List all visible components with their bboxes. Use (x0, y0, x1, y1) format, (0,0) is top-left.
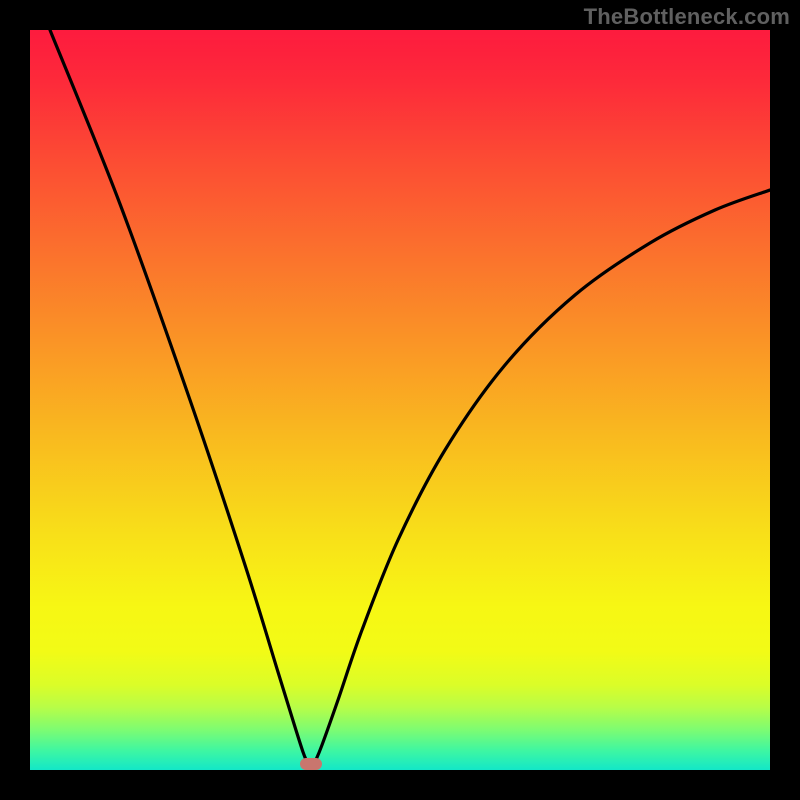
plot-background (30, 30, 770, 770)
dip-marker (300, 758, 322, 770)
watermark-label: TheBottleneck.com (584, 4, 790, 30)
chart-stage: TheBottleneck.com (0, 0, 800, 800)
chart-svg (0, 0, 800, 800)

● ● ● ● ●

What is required = Convert the records above into a Markdown table with the columns "Row" and "Content", numbering each line and omitting blank lines. Leave the pictures out.

Correct output =
| Row | Content |
|---|---|
| 1 | List all visible components with their bboxes. Use (x0, y0, x1, y1) format, (0,0) is top-left. |
| 2 | plot-background (30, 30, 770, 770) |
| 3 | dip-marker (300, 758, 322, 770) |
| 4 | watermark-label: TheBottleneck.com (584, 4, 790, 30) |
| 5 | chart-stage: TheBottleneck.com (0, 0, 800, 800) |
| 6 | chart-svg (0, 0, 800, 800) |